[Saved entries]
═══

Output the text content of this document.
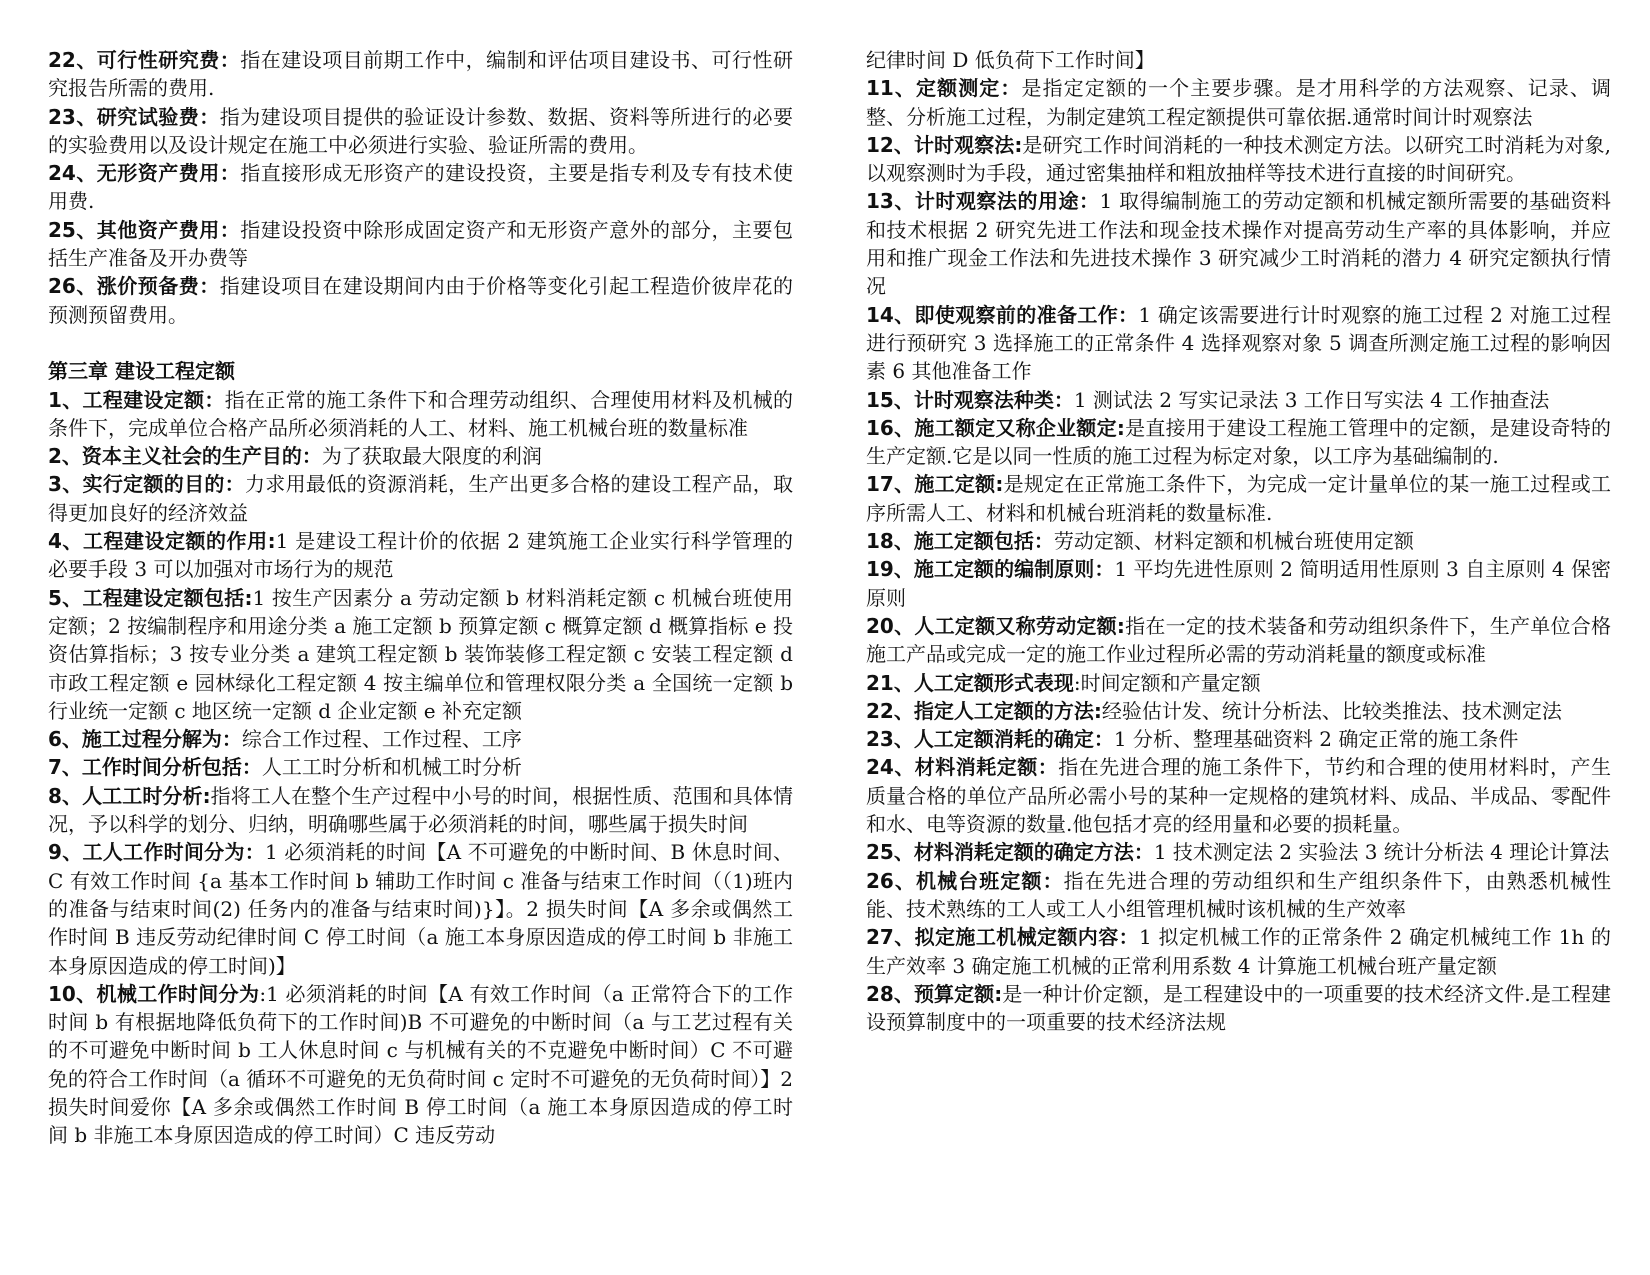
22、可行性研究费：指在建设项目前期工作中，编制和评估项目建设书、可行性研究报告所需的费用.

23、研究试验费：指为建设项目提供的验证设计参数、数据、资料等所进行的必要的实验费用以及设计规定在施工中必须进行实验、验证所需的费用。

24、无形资产费用：指直接形成无形资产的建设投资，主要是指专利及专有技术使用费.

25、其他资产费用：指建设投资中除形成固定资产和无形资产意外的部分，主要包括生产准备及开办费等

26、涨价预备费：指建设项目在建设期间内由于价格等变化引起工程造价彼岸花的预测预留费用。

第三章 建设工程定额

1、工程建设定额：指在正常的施工条件下和合理劳动组织、合理使用材料及机械的条件下，完成单位合格产品所必须消耗的人工、材料、施工机械台班的数量标准

2、资本主义社会的生产目的：为了获取最大限度的利润

3、实行定额的目的：力求用最低的资源消耗，生产出更多合格的建设工程产品，取得更加良好的经济效益

4、工程建设定额的作用:1 是建设工程计价的依据 2 建筑施工企业实行科学管理的必要手段 3 可以加强对市场行为的规范

5、工程建设定额包括:1 按生产因素分 a 劳动定额 b 材料消耗定额 c 机械台班使用定额；2 按编制程序和用途分类 a 施工定额 b 预算定额 c 概算定额 d 概算指标 e 投资估算指标；3 按专业分类 a 建筑工程定额 b 装饰装修工程定额 c 安装工程定额 d 市政工程定额 e 园林绿化工程定额 4 按主编单位和管理权限分类 a 全国统一定额 b 行业统一定额 c 地区统一定额 d 企业定额 e 补充定额

6、施工过程分解为：综合工作过程、工作过程、工序

7、工作时间分析包括：人工工时分析和机械工时分析

8、人工工时分析:指将工人在整个生产过程中小号的时间，根据性质、范围和具体情况，予以科学的划分、归纳，明确哪些属于必须消耗的时间，哪些属于损失时间

9、工人工作时间分为：1 必须消耗的时间【A 不可避免的中断时间、B 休息时间、C 有效工作时间 {a 基本工作时间 b 辅助工作时间 c 准备与结束工作时间（（1)班内的准备与结束时间(2) 任务内的准备与结束时间)}】。2 损失时间【A 多余或偶然工作时间 B 违反劳动纪律时间 C 停工时间（a 施工本身原因造成的停工时间 b 非施工本身原因造成的停工时间)】

10、机械工作时间分为:1 必须消耗的时间【A 有效工作时间（a 正常符合下的工作时间 b 有根据地降低负荷下的工作时间)B 不可避免的中断时间（a 与工艺过程有关的不可避免中断时间 b 工人休息时间 c 与机械有关的不克避免中断时间）C 不可避免的符合工作时间（a 循环不可避免的无负荷时间 c 定时不可避免的无负荷时间）】2 损失时间爱你【A 多余或偶然工作时间 B 停工时间（a 施工本身原因造成的停工时间 b 非施工本身原因造成的停工时间）C 违反劳动

纪律时间 D 低负荷下工作时间】

11、定额测定：是指定定额的一个主要步骤。是才用科学的方法观察、记录、调整、分析施工过程，为制定建筑工程定额提供可靠依据.通常时间计时观察法

12、计时观察法:是研究工作时间消耗的一种技术测定方法。以研究工时消耗为对象,以观察测时为手段，通过密集抽样和粗放抽样等技术进行直接的时间研究。

13、计时观察法的用途：1 取得编制施工的劳动定额和机械定额所需要的基础资料和技术根据 2 研究先进工作法和现金技术操作对提高劳动生产率的具体影响，并应用和推广现金工作法和先进技术操作 3 研究减少工时消耗的潜力 4 研究定额执行情况

14、即使观察前的准备工作：1 确定该需要进行计时观察的施工过程 2 对施工过程进行预研究 3 选择施工的正常条件 4 选择观察对象 5 调查所测定施工过程的影响因素 6 其他准备工作

15、计时观察法种类：1 测试法 2 写实记录法 3 工作日写实法 4 工作抽查法

16、施工额定又称企业额定:是直接用于建设工程施工管理中的定额，是建设奇特的生产定额.它是以同一性质的施工过程为标定对象，以工序为基础编制的.

17、施工定额:是规定在正常施工条件下，为完成一定计量单位的某一施工过程或工序所需人工、材料和机械台班消耗的数量标准.

18、施工定额包括：劳动定额、材料定额和机械台班使用定额

19、施工定额的编制原则：1 平均先进性原则 2 简明适用性原则 3 自主原则 4 保密原则

20、人工定额又称劳动定额:指在一定的技术装备和劳动组织条件下，生产单位合格施工产品或完成一定的施工作业过程所必需的劳动消耗量的额度或标准

21、人工定额形式表现:时间定额和产量定额

22、指定人工定额的方法:经验估计发、统计分析法、比较类推法、技术测定法

23、人工定额消耗的确定：1 分析、整理基础资料 2 确定正常的施工条件

24、材料消耗定额：指在先进合理的施工条件下，节约和合理的使用材料时，产生质量合格的单位产品所必需小号的某种一定规格的建筑材料、成品、半成品、零配件和水、电等资源的数量.他包括才亮的经用量和必要的损耗量。

25、材料消耗定额的确定方法：1 技术测定法 2 实验法 3 统计分析法 4 理论计算法

26、机械台班定额：指在先进合理的劳动组织和生产组织条件下，由熟悉机械性能、技术熟练的工人或工人小组管理机械时该机械的生产效率

27、拟定施工机械定额内容：1 拟定机械工作的正常条件 2 确定机械纯工作 1h 的生产效率 3 确定施工机械的正常利用系数 4 计算施工机械台班产量定额

28、预算定额:是一种计价定额，是工程建设中的一项重要的技术经济文件.是工程建设预算制度中的一项重要的技术经济法规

═══

- [REQUIREMENT]
Collect each line containing the string "不可避免的中断时间".

- [RESPONSE TO THE TASK]
9、工人工作时间分为：1 必须消耗的时间【A 不可避免的中断时间、B 休息时间、C 有效工作时间 {a 基本工作时间 b 辅助工作时间 c 准备与结束工作时间（（1)班内的准备与结束时间(2) 任务内的准备与结束时间)}】。2 损失时间【A 多余或偶然工作时间 B 违反劳动纪律时间 C 停工时间（a 施工本身原因造成的停工时间 b 非施工本身原因造成的停工时间)】
10、机械工作时间分为:1 必须消耗的时间【A 有效工作时间（a 正常符合下的工作时间 b 有根据地降低负荷下的工作时间)B 不可避免的中断时间（a 与工艺过程有关的不可避免中断时间 b 工人休息时间 c 与机械有关的不克避免中断时间）C 不可避免的符合工作时间（a 循环不可避免的无负荷时间 c 定时不可避免的无负荷时间）】2 损失时间爱你【A 多余或偶然工作时间 B 停工时间（a 施工本身原因造成的停工时间 b 非施工本身原因造成的停工时间）C 违反劳动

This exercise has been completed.